# [INSTRUCTIONS FOR THE TASK]
Take each line containing "icon" and report it exactly as written.

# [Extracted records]
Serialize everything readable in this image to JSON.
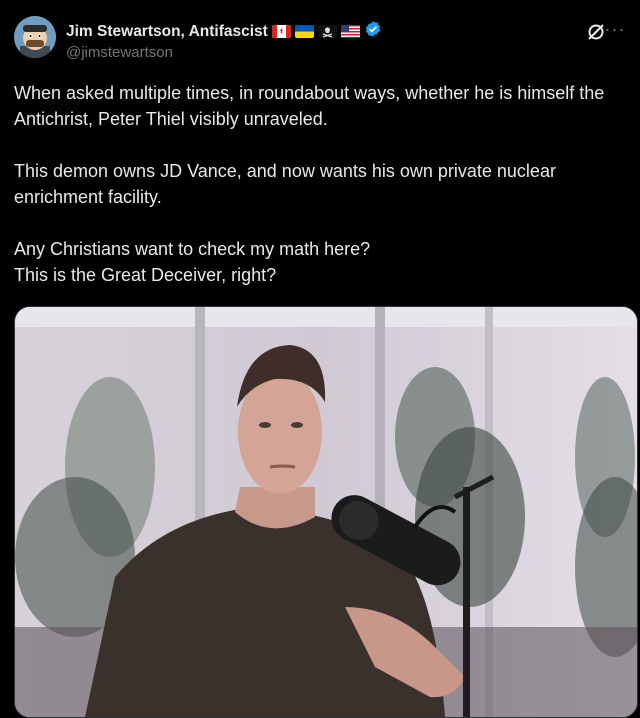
{
  "author": {
    "display_name": "Jim Stewartson, Antifascist",
    "handle": "@jimstewartson",
    "flags": [
      "canada-flag-icon",
      "ukraine-flag-icon",
      "pirate-flag-icon",
      "usa-flag-icon"
    ],
    "verified": true,
    "accent_color": "#1d9bf0"
  },
  "tweet": {
    "paragraphs": [
      "When asked multiple times, in roundabout ways, whether he is himself the Antichrist, Peter Thiel visibly unraveled.",
      "This demon owns JD Vance, and now wants his own private nuclear enrichment facility.",
      "Any Christians want to check my math here?",
      "This is the Great Deceiver, right?"
    ]
  },
  "media": {
    "type": "video-still",
    "subject": "man-with-microphone"
  }
}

# [ANSWER TO THE EXERCISE]
      "canada-flag-icon",
      "ukraine-flag-icon",
      "pirate-flag-icon",
      "usa-flag-icon"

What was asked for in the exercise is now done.